**Stated problem**
Copy every line of the data in which the word "color" occurs.

**Data provided**

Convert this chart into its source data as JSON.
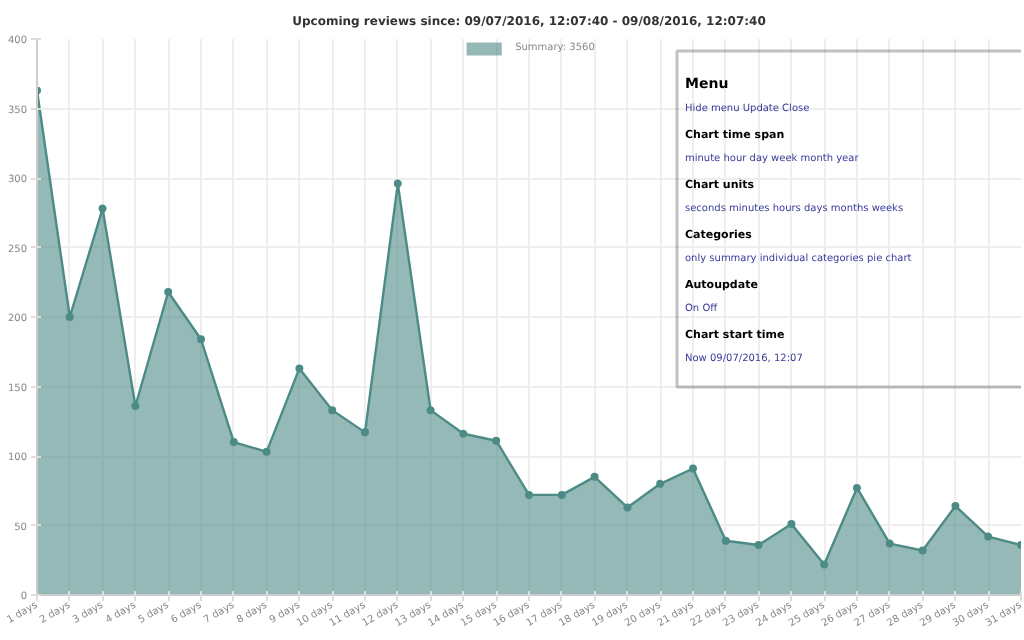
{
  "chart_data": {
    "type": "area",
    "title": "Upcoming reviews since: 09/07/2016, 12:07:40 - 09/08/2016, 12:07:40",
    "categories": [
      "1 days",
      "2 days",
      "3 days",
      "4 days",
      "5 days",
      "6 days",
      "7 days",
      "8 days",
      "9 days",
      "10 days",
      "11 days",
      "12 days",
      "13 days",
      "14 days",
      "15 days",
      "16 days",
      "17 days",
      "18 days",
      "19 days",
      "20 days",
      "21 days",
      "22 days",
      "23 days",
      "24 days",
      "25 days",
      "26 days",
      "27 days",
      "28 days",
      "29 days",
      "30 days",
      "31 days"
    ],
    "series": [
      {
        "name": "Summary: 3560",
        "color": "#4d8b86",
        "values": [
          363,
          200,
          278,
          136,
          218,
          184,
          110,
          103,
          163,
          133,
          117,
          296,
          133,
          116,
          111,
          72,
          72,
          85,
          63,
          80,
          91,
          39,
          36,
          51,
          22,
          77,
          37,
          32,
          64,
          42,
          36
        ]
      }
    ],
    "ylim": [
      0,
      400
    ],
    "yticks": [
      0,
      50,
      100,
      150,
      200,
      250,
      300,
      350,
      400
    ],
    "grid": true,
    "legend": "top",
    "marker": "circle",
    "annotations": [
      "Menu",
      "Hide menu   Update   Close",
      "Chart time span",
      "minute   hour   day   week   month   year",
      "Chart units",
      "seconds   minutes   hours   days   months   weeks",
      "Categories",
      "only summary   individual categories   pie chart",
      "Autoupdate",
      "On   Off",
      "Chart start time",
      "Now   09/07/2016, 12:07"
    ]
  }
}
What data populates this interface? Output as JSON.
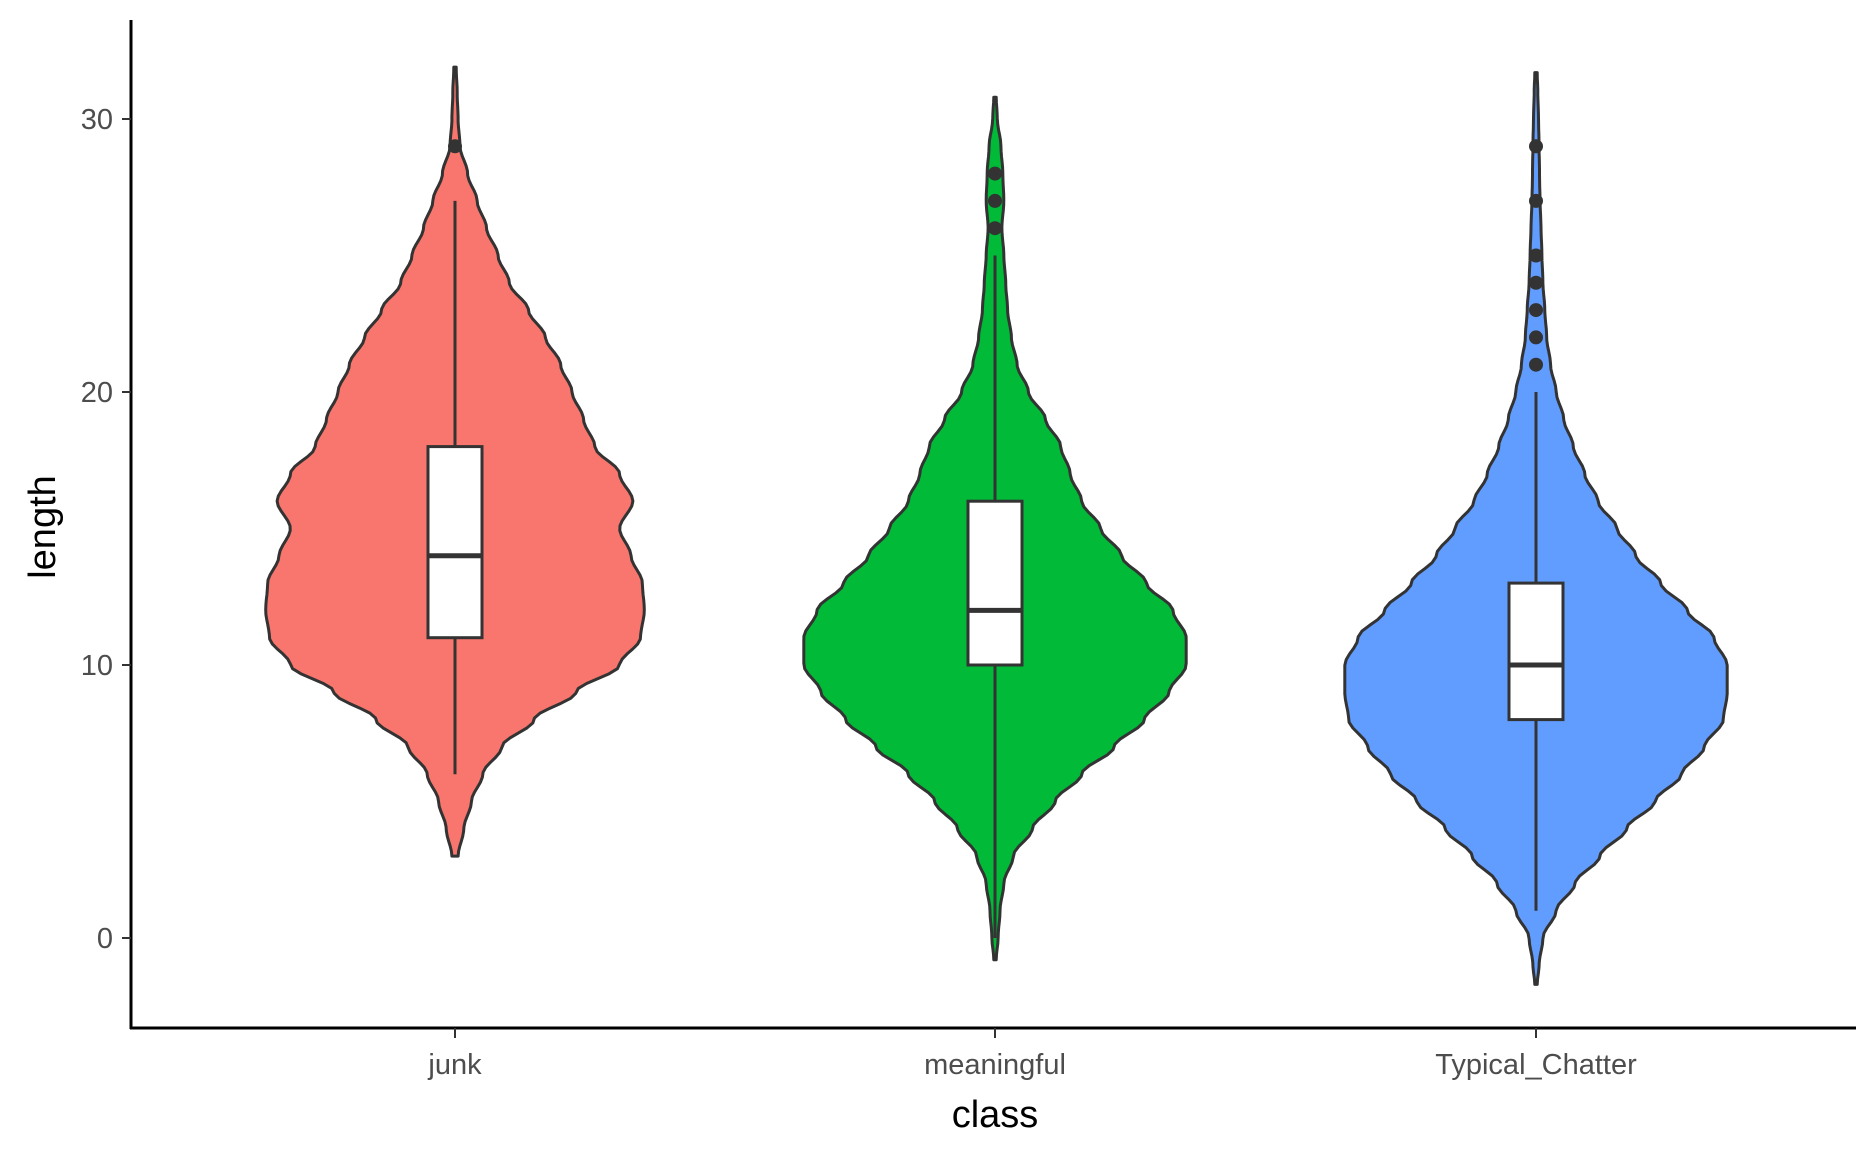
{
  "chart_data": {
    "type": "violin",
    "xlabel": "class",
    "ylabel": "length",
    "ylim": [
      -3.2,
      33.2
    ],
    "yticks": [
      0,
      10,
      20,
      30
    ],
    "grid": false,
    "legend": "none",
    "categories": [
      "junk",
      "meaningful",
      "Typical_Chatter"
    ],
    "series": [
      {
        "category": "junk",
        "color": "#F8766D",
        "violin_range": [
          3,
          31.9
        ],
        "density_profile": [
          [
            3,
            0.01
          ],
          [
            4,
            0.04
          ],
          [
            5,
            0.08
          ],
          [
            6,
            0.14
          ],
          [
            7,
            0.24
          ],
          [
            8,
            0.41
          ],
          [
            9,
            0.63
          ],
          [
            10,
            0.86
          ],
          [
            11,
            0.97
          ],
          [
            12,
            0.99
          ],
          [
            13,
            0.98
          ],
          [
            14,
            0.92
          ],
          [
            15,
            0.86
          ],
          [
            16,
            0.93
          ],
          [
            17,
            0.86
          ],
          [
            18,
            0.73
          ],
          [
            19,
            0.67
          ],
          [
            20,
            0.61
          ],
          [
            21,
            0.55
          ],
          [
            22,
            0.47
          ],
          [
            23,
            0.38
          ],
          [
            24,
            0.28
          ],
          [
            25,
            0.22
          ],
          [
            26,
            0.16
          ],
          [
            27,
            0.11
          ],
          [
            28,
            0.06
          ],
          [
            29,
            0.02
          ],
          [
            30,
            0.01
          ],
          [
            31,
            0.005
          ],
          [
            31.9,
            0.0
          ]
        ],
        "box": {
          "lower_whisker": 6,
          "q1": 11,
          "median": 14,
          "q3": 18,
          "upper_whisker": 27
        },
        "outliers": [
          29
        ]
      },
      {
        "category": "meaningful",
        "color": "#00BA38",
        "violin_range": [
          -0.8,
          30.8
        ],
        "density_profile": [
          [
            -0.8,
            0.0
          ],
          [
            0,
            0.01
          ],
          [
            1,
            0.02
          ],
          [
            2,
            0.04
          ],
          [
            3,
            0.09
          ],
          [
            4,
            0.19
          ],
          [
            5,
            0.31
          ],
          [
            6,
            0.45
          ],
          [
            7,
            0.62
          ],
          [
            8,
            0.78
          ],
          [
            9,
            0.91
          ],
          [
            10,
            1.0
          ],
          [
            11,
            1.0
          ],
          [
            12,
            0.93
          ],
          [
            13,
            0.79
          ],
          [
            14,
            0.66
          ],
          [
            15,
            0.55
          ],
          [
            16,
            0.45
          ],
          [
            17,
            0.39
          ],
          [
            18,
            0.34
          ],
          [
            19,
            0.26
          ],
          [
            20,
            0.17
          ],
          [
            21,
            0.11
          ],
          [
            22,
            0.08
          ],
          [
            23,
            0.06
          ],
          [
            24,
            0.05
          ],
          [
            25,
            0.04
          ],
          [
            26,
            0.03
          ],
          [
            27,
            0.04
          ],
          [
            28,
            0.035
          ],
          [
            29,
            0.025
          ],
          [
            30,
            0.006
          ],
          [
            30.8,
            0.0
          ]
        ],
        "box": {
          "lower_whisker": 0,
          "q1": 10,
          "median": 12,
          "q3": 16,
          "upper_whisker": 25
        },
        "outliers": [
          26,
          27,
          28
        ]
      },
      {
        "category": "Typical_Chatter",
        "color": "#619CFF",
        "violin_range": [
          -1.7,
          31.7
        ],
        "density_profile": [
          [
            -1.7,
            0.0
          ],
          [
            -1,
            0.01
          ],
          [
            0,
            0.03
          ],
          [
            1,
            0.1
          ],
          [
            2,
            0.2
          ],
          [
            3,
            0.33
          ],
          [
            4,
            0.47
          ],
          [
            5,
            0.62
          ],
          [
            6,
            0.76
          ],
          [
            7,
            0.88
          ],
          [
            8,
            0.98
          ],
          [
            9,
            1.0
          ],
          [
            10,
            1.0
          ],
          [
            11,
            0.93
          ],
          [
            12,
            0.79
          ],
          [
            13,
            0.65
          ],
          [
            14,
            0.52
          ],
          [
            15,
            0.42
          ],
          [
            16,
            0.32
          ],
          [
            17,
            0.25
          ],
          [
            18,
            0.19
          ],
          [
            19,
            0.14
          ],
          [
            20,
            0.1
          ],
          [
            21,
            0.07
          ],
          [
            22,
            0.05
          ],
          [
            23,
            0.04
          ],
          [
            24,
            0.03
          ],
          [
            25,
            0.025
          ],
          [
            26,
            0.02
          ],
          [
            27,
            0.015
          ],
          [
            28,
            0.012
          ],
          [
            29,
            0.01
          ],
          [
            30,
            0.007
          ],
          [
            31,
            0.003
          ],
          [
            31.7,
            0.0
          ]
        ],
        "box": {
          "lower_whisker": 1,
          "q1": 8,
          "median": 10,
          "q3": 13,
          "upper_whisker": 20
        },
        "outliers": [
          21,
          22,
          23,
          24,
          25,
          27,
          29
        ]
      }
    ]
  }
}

**Output**
        "color": "#4d8b86",
        "color": "#F8766D",
        "color": "#00BA38",
        "color": "#619CFF",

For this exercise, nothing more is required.